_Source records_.
⟨

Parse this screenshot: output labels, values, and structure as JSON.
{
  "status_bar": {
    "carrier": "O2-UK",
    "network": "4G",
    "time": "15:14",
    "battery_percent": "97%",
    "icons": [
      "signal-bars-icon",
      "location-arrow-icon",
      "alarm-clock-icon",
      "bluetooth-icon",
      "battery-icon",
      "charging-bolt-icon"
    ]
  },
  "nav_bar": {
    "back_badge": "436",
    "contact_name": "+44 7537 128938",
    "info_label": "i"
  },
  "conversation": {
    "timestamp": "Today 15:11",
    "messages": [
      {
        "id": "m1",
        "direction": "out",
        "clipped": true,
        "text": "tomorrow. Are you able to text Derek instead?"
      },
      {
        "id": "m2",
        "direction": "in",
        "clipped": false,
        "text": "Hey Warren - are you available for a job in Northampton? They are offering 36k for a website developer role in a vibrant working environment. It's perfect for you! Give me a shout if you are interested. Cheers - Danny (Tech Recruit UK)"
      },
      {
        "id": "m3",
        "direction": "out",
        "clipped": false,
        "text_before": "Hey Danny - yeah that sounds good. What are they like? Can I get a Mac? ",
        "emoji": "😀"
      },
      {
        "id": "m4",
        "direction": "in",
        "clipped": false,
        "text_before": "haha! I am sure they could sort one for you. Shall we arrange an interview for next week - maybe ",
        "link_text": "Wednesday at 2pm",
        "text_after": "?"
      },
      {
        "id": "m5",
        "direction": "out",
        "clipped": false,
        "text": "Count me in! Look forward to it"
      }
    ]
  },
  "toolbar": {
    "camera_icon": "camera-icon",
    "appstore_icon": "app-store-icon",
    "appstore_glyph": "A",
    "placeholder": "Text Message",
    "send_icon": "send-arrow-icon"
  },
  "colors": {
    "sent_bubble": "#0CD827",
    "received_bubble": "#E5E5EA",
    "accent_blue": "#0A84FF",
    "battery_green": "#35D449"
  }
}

⟩

_Task brief_. Each record should come back exactly as written.

_Exercise output_.
Parse this screenshot: output labels, values, and structure as JSON.
{
  "status_bar": {
    "carrier": "O2-UK",
    "network": "4G",
    "time": "15:14",
    "battery_percent": "97%",
    "icons": [
      "signal-bars-icon",
      "location-arrow-icon",
      "alarm-clock-icon",
      "bluetooth-icon",
      "battery-icon",
      "charging-bolt-icon"
    ]
  },
  "nav_bar": {
    "back_badge": "436",
    "contact_name": "+44 7537 128938",
    "info_label": "i"
  },
  "conversation": {
    "timestamp": "Today 15:11",
    "messages": [
      {
        "id": "m1",
        "direction": "out",
        "clipped": true,
        "text": "tomorrow. Are you able to text Derek instead?"
      },
      {
        "id": "m2",
        "direction": "in",
        "clipped": false,
        "text": "Hey Warren - are you available for a job in Northampton? They are offering 36k for a website developer role in a vibrant working environment. It's perfect for you! Give me a shout if you are interested. Cheers - Danny (Tech Recruit UK)"
      },
      {
        "id": "m3",
        "direction": "out",
        "clipped": false,
        "text_before": "Hey Danny - yeah that sounds good. What are they like? Can I get a Mac? ",
        "emoji": "😀"
      },
      {
        "id": "m4",
        "direction": "in",
        "clipped": false,
        "text_before": "haha! I am sure they could sort one for you. Shall we arrange an interview for next week - maybe ",
        "link_text": "Wednesday at 2pm",
        "text_after": "?"
      },
      {
        "id": "m5",
        "direction": "out",
        "clipped": false,
        "text": "Count me in! Look forward to it"
      }
    ]
  },
  "toolbar": {
    "camera_icon": "camera-icon",
    "appstore_icon": "app-store-icon",
    "appstore_glyph": "A",
    "placeholder": "Text Message",
    "send_icon": "send-arrow-icon"
  },
  "colors": {
    "sent_bubble": "#0CD827",
    "received_bubble": "#E5E5EA",
    "accent_blue": "#0A84FF",
    "battery_green": "#35D449"
  }
}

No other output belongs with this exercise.